Return all the data below as it stands, minus the pictures.
▽
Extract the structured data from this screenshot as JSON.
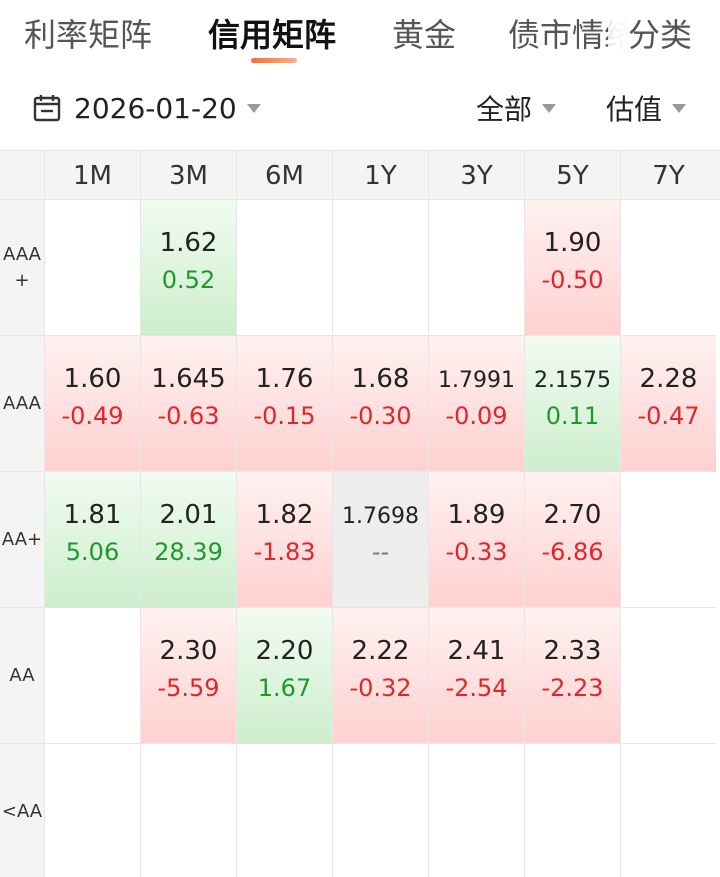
{
  "tabs": [
    {
      "label": "利率矩阵",
      "active": false
    },
    {
      "label": "信用矩阵",
      "active": true
    },
    {
      "label": "黄金",
      "active": false
    },
    {
      "label": "债市情绪",
      "active": false
    }
  ],
  "tab_more_label": "分类",
  "toolbar": {
    "date": "2026-01-20",
    "filter_label": "全部",
    "metric_label": "估值"
  },
  "columns": [
    "1M",
    "3M",
    "6M",
    "1Y",
    "3Y",
    "5Y",
    "7Y"
  ],
  "rows": [
    {
      "label": "AAA+",
      "cells": [
        null,
        {
          "value": "1.62",
          "change": "0.52",
          "tone": "green"
        },
        null,
        null,
        null,
        {
          "value": "1.90",
          "change": "-0.50",
          "tone": "red"
        },
        null
      ]
    },
    {
      "label": "AAA",
      "cells": [
        {
          "value": "1.60",
          "change": "-0.49",
          "tone": "red"
        },
        {
          "value": "1.645",
          "change": "-0.63",
          "tone": "red"
        },
        {
          "value": "1.76",
          "change": "-0.15",
          "tone": "red"
        },
        {
          "value": "1.68",
          "change": "-0.30",
          "tone": "red"
        },
        {
          "value": "1.7991",
          "change": "-0.09",
          "tone": "red"
        },
        {
          "value": "2.1575",
          "change": "0.11",
          "tone": "green"
        },
        {
          "value": "2.28",
          "change": "-0.47",
          "tone": "red"
        }
      ]
    },
    {
      "label": "AA+",
      "cells": [
        {
          "value": "1.81",
          "change": "5.06",
          "tone": "green"
        },
        {
          "value": "2.01",
          "change": "28.39",
          "tone": "green"
        },
        {
          "value": "1.82",
          "change": "-1.83",
          "tone": "red"
        },
        {
          "value": "1.7698",
          "change": "--",
          "tone": "gray"
        },
        {
          "value": "1.89",
          "change": "-0.33",
          "tone": "red"
        },
        {
          "value": "2.70",
          "change": "-6.86",
          "tone": "red"
        },
        null
      ]
    },
    {
      "label": "AA",
      "cells": [
        null,
        {
          "value": "2.30",
          "change": "-5.59",
          "tone": "red"
        },
        {
          "value": "2.20",
          "change": "1.67",
          "tone": "green"
        },
        {
          "value": "2.22",
          "change": "-0.32",
          "tone": "red"
        },
        {
          "value": "2.41",
          "change": "-2.54",
          "tone": "red"
        },
        {
          "value": "2.33",
          "change": "-2.23",
          "tone": "red"
        },
        null
      ]
    },
    {
      "label": "<AA",
      "cells": [
        null,
        null,
        null,
        null,
        null,
        null,
        null
      ]
    }
  ],
  "colors": {
    "accent": "#ff6a2a",
    "up": "#e0262c",
    "down": "#1e9a2a"
  }
}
△
• [Written response]
Extract the structured data from this screenshot as JSON.
{
  "tabs": [
    {
      "label": "利率矩阵",
      "active": false
    },
    {
      "label": "信用矩阵",
      "active": true
    },
    {
      "label": "黄金",
      "active": false
    },
    {
      "label": "债市情绪",
      "active": false
    }
  ],
  "tab_more_label": "分类",
  "toolbar": {
    "date": "2026-01-20",
    "filter_label": "全部",
    "metric_label": "估值"
  },
  "columns": [
    "1M",
    "3M",
    "6M",
    "1Y",
    "3Y",
    "5Y",
    "7Y"
  ],
  "rows": [
    {
      "label": "AAA+",
      "cells": [
        null,
        {
          "value": "1.62",
          "change": "0.52",
          "tone": "green"
        },
        null,
        null,
        null,
        {
          "value": "1.90",
          "change": "-0.50",
          "tone": "red"
        },
        null
      ]
    },
    {
      "label": "AAA",
      "cells": [
        {
          "value": "1.60",
          "change": "-0.49",
          "tone": "red"
        },
        {
          "value": "1.645",
          "change": "-0.63",
          "tone": "red"
        },
        {
          "value": "1.76",
          "change": "-0.15",
          "tone": "red"
        },
        {
          "value": "1.68",
          "change": "-0.30",
          "tone": "red"
        },
        {
          "value": "1.7991",
          "change": "-0.09",
          "tone": "red"
        },
        {
          "value": "2.1575",
          "change": "0.11",
          "tone": "green"
        },
        {
          "value": "2.28",
          "change": "-0.47",
          "tone": "red"
        }
      ]
    },
    {
      "label": "AA+",
      "cells": [
        {
          "value": "1.81",
          "change": "5.06",
          "tone": "green"
        },
        {
          "value": "2.01",
          "change": "28.39",
          "tone": "green"
        },
        {
          "value": "1.82",
          "change": "-1.83",
          "tone": "red"
        },
        {
          "value": "1.7698",
          "change": "--",
          "tone": "gray"
        },
        {
          "value": "1.89",
          "change": "-0.33",
          "tone": "red"
        },
        {
          "value": "2.70",
          "change": "-6.86",
          "tone": "red"
        },
        null
      ]
    },
    {
      "label": "AA",
      "cells": [
        null,
        {
          "value": "2.30",
          "change": "-5.59",
          "tone": "red"
        },
        {
          "value": "2.20",
          "change": "1.67",
          "tone": "green"
        },
        {
          "value": "2.22",
          "change": "-0.32",
          "tone": "red"
        },
        {
          "value": "2.41",
          "change": "-2.54",
          "tone": "red"
        },
        {
          "value": "2.33",
          "change": "-2.23",
          "tone": "red"
        },
        null
      ]
    },
    {
      "label": "<AA",
      "cells": [
        null,
        null,
        null,
        null,
        null,
        null,
        null
      ]
    }
  ],
  "colors": {
    "accent": "#ff6a2a",
    "up": "#e0262c",
    "down": "#1e9a2a"
  }
}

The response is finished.